* Start Input records *

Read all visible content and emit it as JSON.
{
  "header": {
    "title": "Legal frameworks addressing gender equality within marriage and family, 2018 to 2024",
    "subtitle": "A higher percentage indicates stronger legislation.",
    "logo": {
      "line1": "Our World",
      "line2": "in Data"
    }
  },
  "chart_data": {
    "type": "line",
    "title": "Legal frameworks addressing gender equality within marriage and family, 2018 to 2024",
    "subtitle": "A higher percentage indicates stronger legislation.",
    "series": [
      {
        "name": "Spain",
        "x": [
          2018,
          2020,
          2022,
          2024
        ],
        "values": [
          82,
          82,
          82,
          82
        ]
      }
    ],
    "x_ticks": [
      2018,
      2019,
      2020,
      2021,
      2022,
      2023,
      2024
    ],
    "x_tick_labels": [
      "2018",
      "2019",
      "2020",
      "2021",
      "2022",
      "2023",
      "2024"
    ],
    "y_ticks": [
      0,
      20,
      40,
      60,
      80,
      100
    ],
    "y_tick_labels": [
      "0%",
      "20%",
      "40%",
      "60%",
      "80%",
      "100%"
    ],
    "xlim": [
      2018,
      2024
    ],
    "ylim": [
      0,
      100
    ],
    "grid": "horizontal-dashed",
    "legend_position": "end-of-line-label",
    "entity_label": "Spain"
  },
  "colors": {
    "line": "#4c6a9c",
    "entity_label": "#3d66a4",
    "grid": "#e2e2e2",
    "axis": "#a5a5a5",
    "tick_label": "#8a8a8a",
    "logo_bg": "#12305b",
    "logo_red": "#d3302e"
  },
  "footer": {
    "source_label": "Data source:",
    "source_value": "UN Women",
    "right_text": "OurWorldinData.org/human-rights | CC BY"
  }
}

* End Input records *

Task details: Read through the entries and copy every line that includes "grid".

Task result:
    "grid": "horizontal-dashed",
    "grid": "#e2e2e2",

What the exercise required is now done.